- [WHAT THE TASK REQUIRES]
Output every line of the material exactly, omitting images.

Records from a data collection
★ ★ ★ ★

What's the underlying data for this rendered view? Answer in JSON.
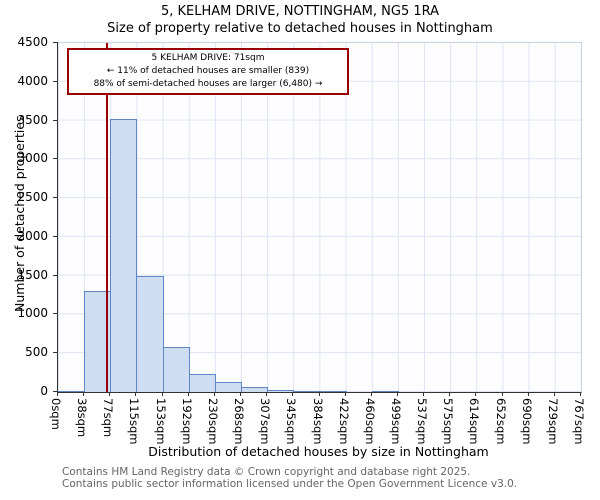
{
  "title": "5, KELHAM DRIVE, NOTTINGHAM, NG5 1RA",
  "subtitle": "Size of property relative to detached houses in Nottingham",
  "annotation": {
    "line1": "5 KELHAM DRIVE: 71sqm",
    "line2": "← 11% of detached houses are smaller (839)",
    "line3": "88% of semi-detached houses are larger (6,480) →"
  },
  "footer": {
    "line1": "Contains HM Land Registry data © Crown copyright and database right 2025.",
    "line2": "Contains public sector information licensed under the Open Government Licence v3.0."
  },
  "chart_data": {
    "type": "bar",
    "title": "5, KELHAM DRIVE, NOTTINGHAM, NG5 1RA — Size of property relative to detached houses in Nottingham",
    "xlabel": "Distribution of detached houses by size in Nottingham",
    "ylabel": "Number of detached properties",
    "categories": [
      "0sqm",
      "38sqm",
      "77sqm",
      "115sqm",
      "153sqm",
      "192sqm",
      "230sqm",
      "268sqm",
      "307sqm",
      "345sqm",
      "384sqm",
      "422sqm",
      "460sqm",
      "499sqm",
      "537sqm",
      "575sqm",
      "614sqm",
      "652sqm",
      "690sqm",
      "729sqm",
      "767sqm"
    ],
    "values": [
      10,
      1300,
      3520,
      1490,
      580,
      230,
      125,
      70,
      30,
      15,
      8,
      0,
      12,
      0,
      0,
      0,
      0,
      0,
      0,
      0
    ],
    "ylim": [
      0,
      4500
    ],
    "yticks": [
      0,
      500,
      1000,
      1500,
      2000,
      2500,
      3000,
      3500,
      4000,
      4500
    ],
    "grid": true,
    "legend": "none",
    "bar_fill": "#cfddf3",
    "bar_border": "#5e86c4",
    "marker": {
      "label": "71sqm",
      "value": 71,
      "axis_max": 767,
      "color": "#990000"
    }
  }
}
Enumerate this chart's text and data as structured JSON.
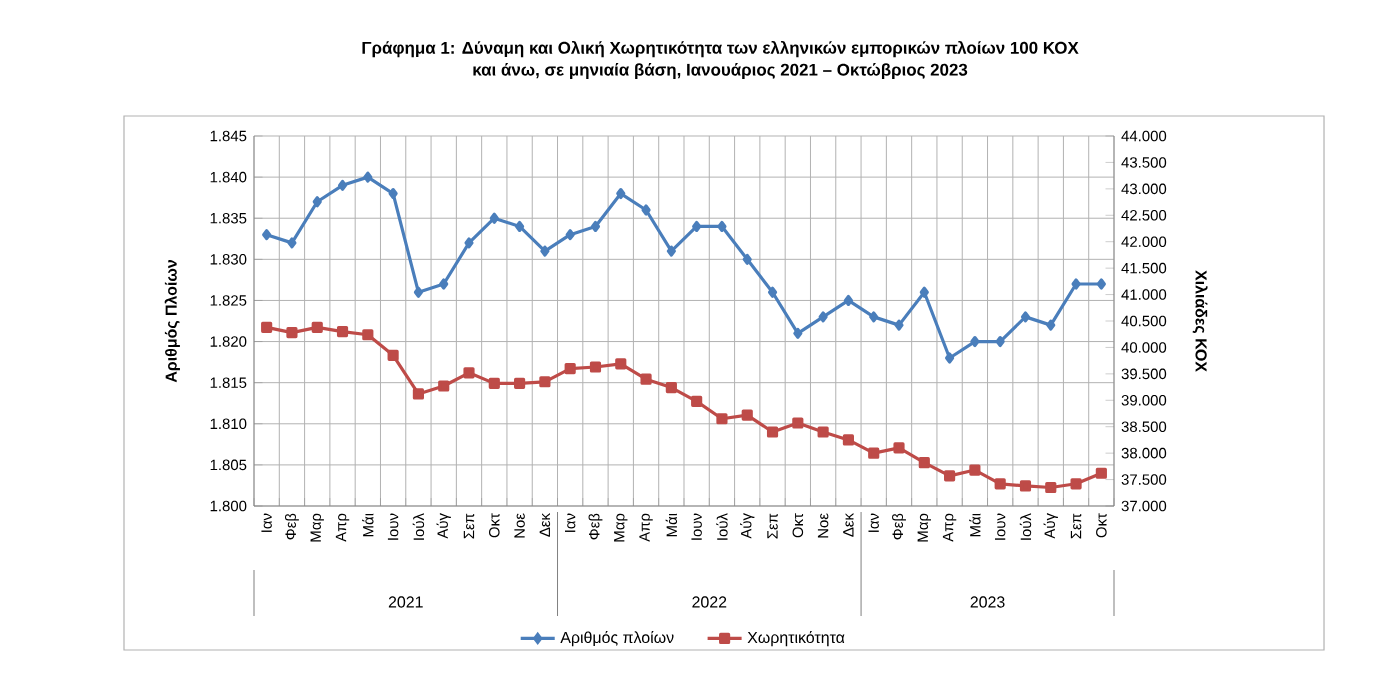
{
  "chart_data": {
    "type": "line",
    "title": "Γράφημα 1: Δύναμη και Ολική Χωρητικότητα των ελληνικών εμπορικών πλοίων 100 ΚΟΧ\nκαι άνω, σε μηνιαία βάση, Ιανουάριος 2021 – Οκτώβριος 2023",
    "ylabel": "Αριθμός Πλοίων",
    "y2label": "Χιλιάδες ΚΟΧ",
    "categories": [
      "Ιαν",
      "Φεβ",
      "Μαρ",
      "Απρ",
      "Μάι",
      "Ιουν",
      "Ιούλ",
      "Αύγ",
      "Σεπ",
      "Οκτ",
      "Νοε",
      "Δεκ",
      "Ιαν",
      "Φεβ",
      "Μαρ",
      "Απρ",
      "Μάι",
      "Ιουν",
      "Ιούλ",
      "Αύγ",
      "Σεπ",
      "Οκτ",
      "Νοε",
      "Δεκ",
      "Ιαν",
      "Φεβ",
      "Μαρ",
      "Απρ",
      "Μάι",
      "Ιουν",
      "Ιούλ",
      "Αύγ",
      "Σεπ",
      "Οκτ"
    ],
    "annotations": [
      "2021",
      "2022",
      "2023"
    ],
    "series": [
      {
        "name": "Αριθμός πλοίων",
        "color": "#4a7ebb",
        "marker": "diamond",
        "values": [
          1833,
          1832,
          1837,
          1839,
          1840,
          1838,
          1826,
          1827,
          1832,
          1835,
          1834,
          1831,
          1833,
          1834,
          1838,
          1836,
          1831,
          1834,
          1834,
          1830,
          1826,
          1821,
          1823,
          1825,
          1823,
          1822,
          1826,
          1818,
          1820,
          1820,
          1823,
          1822,
          1827,
          1827
        ]
      },
      {
        "name": "Χωρητικότητα",
        "color": "#be4b48",
        "marker": "square",
        "axis": "y2",
        "values": [
          40380,
          40280,
          40380,
          40300,
          40240,
          39850,
          39120,
          39270,
          39520,
          39320,
          39320,
          39350,
          39600,
          39630,
          39690,
          39400,
          39240,
          38980,
          38650,
          38720,
          38400,
          38570,
          38400,
          38250,
          38000,
          38100,
          37820,
          37570,
          37680,
          37420,
          37380,
          37350,
          37420,
          37620
        ]
      }
    ],
    "ylim": [
      1800,
      1845
    ],
    "yticks": [
      {
        "value": 1800,
        "label": "1.800"
      },
      {
        "value": 1805,
        "label": "1.805"
      },
      {
        "value": 1810,
        "label": "1.810"
      },
      {
        "value": 1815,
        "label": "1.815"
      },
      {
        "value": 1820,
        "label": "1.820"
      },
      {
        "value": 1825,
        "label": "1.825"
      },
      {
        "value": 1830,
        "label": "1.830"
      },
      {
        "value": 1835,
        "label": "1.835"
      },
      {
        "value": 1840,
        "label": "1.840"
      },
      {
        "value": 1845,
        "label": "1.845"
      }
    ],
    "y2lim": [
      37000,
      44000
    ],
    "y2ticks": [
      {
        "value": 37000,
        "label": "37.000"
      },
      {
        "value": 37500,
        "label": "37.500"
      },
      {
        "value": 38000,
        "label": "38.000"
      },
      {
        "value": 38500,
        "label": "38.500"
      },
      {
        "value": 39000,
        "label": "39.000"
      },
      {
        "value": 39500,
        "label": "39.500"
      },
      {
        "value": 40000,
        "label": "40.000"
      },
      {
        "value": 40500,
        "label": "40.500"
      },
      {
        "value": 41000,
        "label": "41.000"
      },
      {
        "value": 41500,
        "label": "41.500"
      },
      {
        "value": 42000,
        "label": "42.000"
      },
      {
        "value": 42500,
        "label": "42.500"
      },
      {
        "value": 43000,
        "label": "43.000"
      },
      {
        "value": 43500,
        "label": "43.500"
      },
      {
        "value": 44000,
        "label": "44.000"
      }
    ],
    "grid": true,
    "legend": "bottom",
    "line_style": "solid"
  }
}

★ ★ ★ ★

- [RESULT OF THIS TASK]
What's the underlying data for this rendered view? Answer in JSON.
{
  "title": "5, KELHAM DRIVE, NOTTINGHAM, NG5 1RA",
  "subtitle": "Size of property relative to detached houses in Nottingham",
  "annotation": {
    "line1": "5 KELHAM DRIVE: 71sqm",
    "line2": "← 11% of detached houses are smaller (839)",
    "line3": "88% of semi-detached houses are larger (6,480) →"
  },
  "footer": {
    "line1": "Contains HM Land Registry data © Crown copyright and database right 2025.",
    "line2": "Contains public sector information licensed under the Open Government Licence v3.0."
  },
  "chart_data": {
    "type": "bar",
    "title": "5, KELHAM DRIVE, NOTTINGHAM, NG5 1RA — Size of property relative to detached houses in Nottingham",
    "xlabel": "Distribution of detached houses by size in Nottingham",
    "ylabel": "Number of detached properties",
    "categories": [
      "0sqm",
      "38sqm",
      "77sqm",
      "115sqm",
      "153sqm",
      "192sqm",
      "230sqm",
      "268sqm",
      "307sqm",
      "345sqm",
      "384sqm",
      "422sqm",
      "460sqm",
      "499sqm",
      "537sqm",
      "575sqm",
      "614sqm",
      "652sqm",
      "690sqm",
      "729sqm",
      "767sqm"
    ],
    "values": [
      10,
      1300,
      3520,
      1490,
      580,
      230,
      125,
      70,
      30,
      15,
      8,
      0,
      12,
      0,
      0,
      0,
      0,
      0,
      0,
      0
    ],
    "ylim": [
      0,
      4500
    ],
    "yticks": [
      0,
      500,
      1000,
      1500,
      2000,
      2500,
      3000,
      3500,
      4000,
      4500
    ],
    "grid": true,
    "legend": "none",
    "bar_fill": "#cfddf3",
    "bar_border": "#5e86c4",
    "marker": {
      "label": "71sqm",
      "value": 71,
      "axis_max": 767,
      "color": "#990000"
    }
  }
}
Enumerate this chart's text and data as structured JSON.
{
  "chart_data": {
    "type": "line",
    "title": "Γράφημα 1: Δύναμη και Ολική Χωρητικότητα των ελληνικών εμπορικών πλοίων 100 ΚΟΧ\nκαι άνω, σε μηνιαία βάση, Ιανουάριος 2021 – Οκτώβριος 2023",
    "ylabel": "Αριθμός Πλοίων",
    "y2label": "Χιλιάδες ΚΟΧ",
    "categories": [
      "Ιαν",
      "Φεβ",
      "Μαρ",
      "Απρ",
      "Μάι",
      "Ιουν",
      "Ιούλ",
      "Αύγ",
      "Σεπ",
      "Οκτ",
      "Νοε",
      "Δεκ",
      "Ιαν",
      "Φεβ",
      "Μαρ",
      "Απρ",
      "Μάι",
      "Ιουν",
      "Ιούλ",
      "Αύγ",
      "Σεπ",
      "Οκτ",
      "Νοε",
      "Δεκ",
      "Ιαν",
      "Φεβ",
      "Μαρ",
      "Απρ",
      "Μάι",
      "Ιουν",
      "Ιούλ",
      "Αύγ",
      "Σεπ",
      "Οκτ"
    ],
    "annotations": [
      "2021",
      "2022",
      "2023"
    ],
    "series": [
      {
        "name": "Αριθμός πλοίων",
        "color": "#4a7ebb",
        "marker": "diamond",
        "values": [
          1833,
          1832,
          1837,
          1839,
          1840,
          1838,
          1826,
          1827,
          1832,
          1835,
          1834,
          1831,
          1833,
          1834,
          1838,
          1836,
          1831,
          1834,
          1834,
          1830,
          1826,
          1821,
          1823,
          1825,
          1823,
          1822,
          1826,
          1818,
          1820,
          1820,
          1823,
          1822,
          1827,
          1827
        ]
      },
      {
        "name": "Χωρητικότητα",
        "color": "#be4b48",
        "marker": "square",
        "axis": "y2",
        "values": [
          40380,
          40280,
          40380,
          40300,
          40240,
          39850,
          39120,
          39270,
          39520,
          39320,
          39320,
          39350,
          39600,
          39630,
          39690,
          39400,
          39240,
          38980,
          38650,
          38720,
          38400,
          38570,
          38400,
          38250,
          38000,
          38100,
          37820,
          37570,
          37680,
          37420,
          37380,
          37350,
          37420,
          37620
        ]
      }
    ],
    "ylim": [
      1800,
      1845
    ],
    "yticks": [
      {
        "value": 1800,
        "label": "1.800"
      },
      {
        "value": 1805,
        "label": "1.805"
      },
      {
        "value": 1810,
        "label": "1.810"
      },
      {
        "value": 1815,
        "label": "1.815"
      },
      {
        "value": 1820,
        "label": "1.820"
      },
      {
        "value": 1825,
        "label": "1.825"
      },
      {
        "value": 1830,
        "label": "1.830"
      },
      {
        "value": 1835,
        "label": "1.835"
      },
      {
        "value": 1840,
        "label": "1.840"
      },
      {
        "value": 1845,
        "label": "1.845"
      }
    ],
    "y2lim": [
      37000,
      44000
    ],
    "y2ticks": [
      {
        "value": 37000,
        "label": "37.000"
      },
      {
        "value": 37500,
        "label": "37.500"
      },
      {
        "value": 38000,
        "label": "38.000"
      },
      {
        "value": 38500,
        "label": "38.500"
      },
      {
        "value": 39000,
        "label": "39.000"
      },
      {
        "value": 39500,
        "label": "39.500"
      },
      {
        "value": 40000,
        "label": "40.000"
      },
      {
        "value": 40500,
        "label": "40.500"
      },
      {
        "value": 41000,
        "label": "41.000"
      },
      {
        "value": 41500,
        "label": "41.500"
      },
      {
        "value": 42000,
        "label": "42.000"
      },
      {
        "value": 42500,
        "label": "42.500"
      },
      {
        "value": 43000,
        "label": "43.000"
      },
      {
        "value": 43500,
        "label": "43.500"
      },
      {
        "value": 44000,
        "label": "44.000"
      }
    ],
    "grid": true,
    "legend": "bottom",
    "line_style": "solid"
  }
}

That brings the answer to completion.